**The request:**
Exactly as they appear, output all of the records. Skip any images.

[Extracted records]
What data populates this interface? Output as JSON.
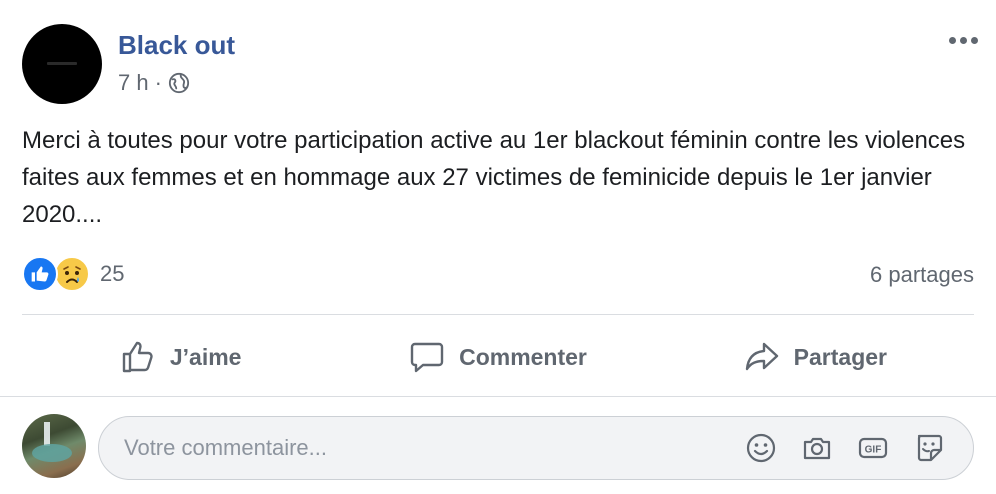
{
  "post": {
    "author": "Black out",
    "time": "7 h",
    "separator": "·",
    "visibility_icon": "globe-icon",
    "message": "Merci à toutes pour votre participation active au 1er blackout féminin contre les violences faites aux femmes et en hommage aux 27 victimes de feminicide depuis le 1er janvier 2020....",
    "reactions": {
      "icons": [
        "like-reaction-icon",
        "sad-reaction-icon"
      ],
      "count": "25"
    },
    "shares": "6 partages"
  },
  "actions": {
    "like_label": "J’aime",
    "comment_label": "Commenter",
    "share_label": "Partager"
  },
  "comment": {
    "placeholder": "Votre commentaire...",
    "icons": [
      "emoji-icon",
      "camera-icon",
      "gif-icon",
      "sticker-icon"
    ]
  },
  "colors": {
    "author": "#385898",
    "like_blue": "#1877f2",
    "muted": "#606770",
    "divider": "#dadde1",
    "input_bg": "#f2f3f5"
  }
}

**Result of the task:**
What data populates this interface? Output as JSON.
{
  "post": {
    "author": "Black out",
    "time": "7 h",
    "separator": "·",
    "visibility_icon": "globe-icon",
    "message": "Merci à toutes pour votre participation active au 1er blackout féminin contre les violences faites aux femmes et en hommage aux 27 victimes de feminicide depuis le 1er janvier 2020....",
    "reactions": {
      "icons": [
        "like-reaction-icon",
        "sad-reaction-icon"
      ],
      "count": "25"
    },
    "shares": "6 partages"
  },
  "actions": {
    "like_label": "J’aime",
    "comment_label": "Commenter",
    "share_label": "Partager"
  },
  "comment": {
    "placeholder": "Votre commentaire...",
    "icons": [
      "emoji-icon",
      "camera-icon",
      "gif-icon",
      "sticker-icon"
    ]
  },
  "colors": {
    "author": "#385898",
    "like_blue": "#1877f2",
    "muted": "#606770",
    "divider": "#dadde1",
    "input_bg": "#f2f3f5"
  }
}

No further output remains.